TASK MATERIAL —

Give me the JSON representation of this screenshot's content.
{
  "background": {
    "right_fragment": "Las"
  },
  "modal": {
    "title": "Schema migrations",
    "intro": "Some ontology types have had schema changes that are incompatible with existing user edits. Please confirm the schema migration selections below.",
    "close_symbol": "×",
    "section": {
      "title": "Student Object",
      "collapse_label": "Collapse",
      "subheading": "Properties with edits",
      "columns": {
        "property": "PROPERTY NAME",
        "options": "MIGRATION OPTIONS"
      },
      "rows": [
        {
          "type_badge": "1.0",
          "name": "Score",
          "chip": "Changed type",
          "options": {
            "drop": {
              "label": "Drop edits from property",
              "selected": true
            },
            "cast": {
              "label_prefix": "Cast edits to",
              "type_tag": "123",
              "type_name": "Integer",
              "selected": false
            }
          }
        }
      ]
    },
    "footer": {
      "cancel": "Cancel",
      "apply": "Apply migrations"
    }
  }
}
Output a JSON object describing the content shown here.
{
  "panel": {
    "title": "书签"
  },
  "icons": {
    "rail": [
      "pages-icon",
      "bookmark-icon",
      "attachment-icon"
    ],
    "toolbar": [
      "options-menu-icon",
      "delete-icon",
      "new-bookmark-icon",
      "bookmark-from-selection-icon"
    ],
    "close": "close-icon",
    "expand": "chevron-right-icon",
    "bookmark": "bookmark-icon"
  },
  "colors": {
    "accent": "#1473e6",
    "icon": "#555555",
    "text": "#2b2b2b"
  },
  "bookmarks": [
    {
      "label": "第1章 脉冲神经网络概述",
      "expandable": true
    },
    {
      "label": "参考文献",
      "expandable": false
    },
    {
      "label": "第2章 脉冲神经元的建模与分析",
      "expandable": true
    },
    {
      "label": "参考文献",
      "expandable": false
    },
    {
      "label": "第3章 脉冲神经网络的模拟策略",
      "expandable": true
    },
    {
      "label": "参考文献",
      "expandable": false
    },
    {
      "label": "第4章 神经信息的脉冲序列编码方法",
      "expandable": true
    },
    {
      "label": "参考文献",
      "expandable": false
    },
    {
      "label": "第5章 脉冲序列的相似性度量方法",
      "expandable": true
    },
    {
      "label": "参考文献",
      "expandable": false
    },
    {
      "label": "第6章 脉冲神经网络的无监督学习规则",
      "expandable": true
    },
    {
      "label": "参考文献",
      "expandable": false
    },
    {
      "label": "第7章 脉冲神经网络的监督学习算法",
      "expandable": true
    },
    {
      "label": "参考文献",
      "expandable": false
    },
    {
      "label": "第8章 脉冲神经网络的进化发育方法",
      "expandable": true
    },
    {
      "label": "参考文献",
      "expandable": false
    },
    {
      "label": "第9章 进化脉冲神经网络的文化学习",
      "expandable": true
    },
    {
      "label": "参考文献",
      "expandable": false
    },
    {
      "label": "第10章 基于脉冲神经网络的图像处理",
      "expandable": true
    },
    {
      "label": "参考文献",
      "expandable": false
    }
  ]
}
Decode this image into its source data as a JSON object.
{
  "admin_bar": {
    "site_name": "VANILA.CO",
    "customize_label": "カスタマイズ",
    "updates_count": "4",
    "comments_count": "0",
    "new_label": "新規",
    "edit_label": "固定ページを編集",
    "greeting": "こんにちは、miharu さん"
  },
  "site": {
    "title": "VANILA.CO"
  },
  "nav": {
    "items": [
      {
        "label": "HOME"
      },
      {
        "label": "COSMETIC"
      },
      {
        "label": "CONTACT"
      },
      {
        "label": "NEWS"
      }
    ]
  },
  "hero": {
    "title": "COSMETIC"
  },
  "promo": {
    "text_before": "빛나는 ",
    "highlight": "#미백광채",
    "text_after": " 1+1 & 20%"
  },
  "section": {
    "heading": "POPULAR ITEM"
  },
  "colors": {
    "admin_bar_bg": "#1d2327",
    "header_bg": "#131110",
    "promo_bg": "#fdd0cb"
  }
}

GIVEN EXERCISE — Give back exactly the lines beginning at the one with "Decode this image" and ending at the final line of the material; both boundary lines belong in it.

WRITTEN RESPONSE —
Decode this image into its source data as a JSON object.
{
  "admin_bar": {
    "site_name": "VANILA.CO",
    "customize_label": "カスタマイズ",
    "updates_count": "4",
    "comments_count": "0",
    "new_label": "新規",
    "edit_label": "固定ページを編集",
    "greeting": "こんにちは、miharu さん"
  },
  "site": {
    "title": "VANILA.CO"
  },
  "nav": {
    "items": [
      {
        "label": "HOME"
      },
      {
        "label": "COSMETIC"
      },
      {
        "label": "CONTACT"
      },
      {
        "label": "NEWS"
      }
    ]
  },
  "hero": {
    "title": "COSMETIC"
  },
  "promo": {
    "text_before": "빛나는 ",
    "highlight": "#미백광채",
    "text_after": " 1+1 & 20%"
  },
  "section": {
    "heading": "POPULAR ITEM"
  },
  "colors": {
    "admin_bar_bg": "#1d2327",
    "header_bg": "#131110",
    "promo_bg": "#fdd0cb"
  }
}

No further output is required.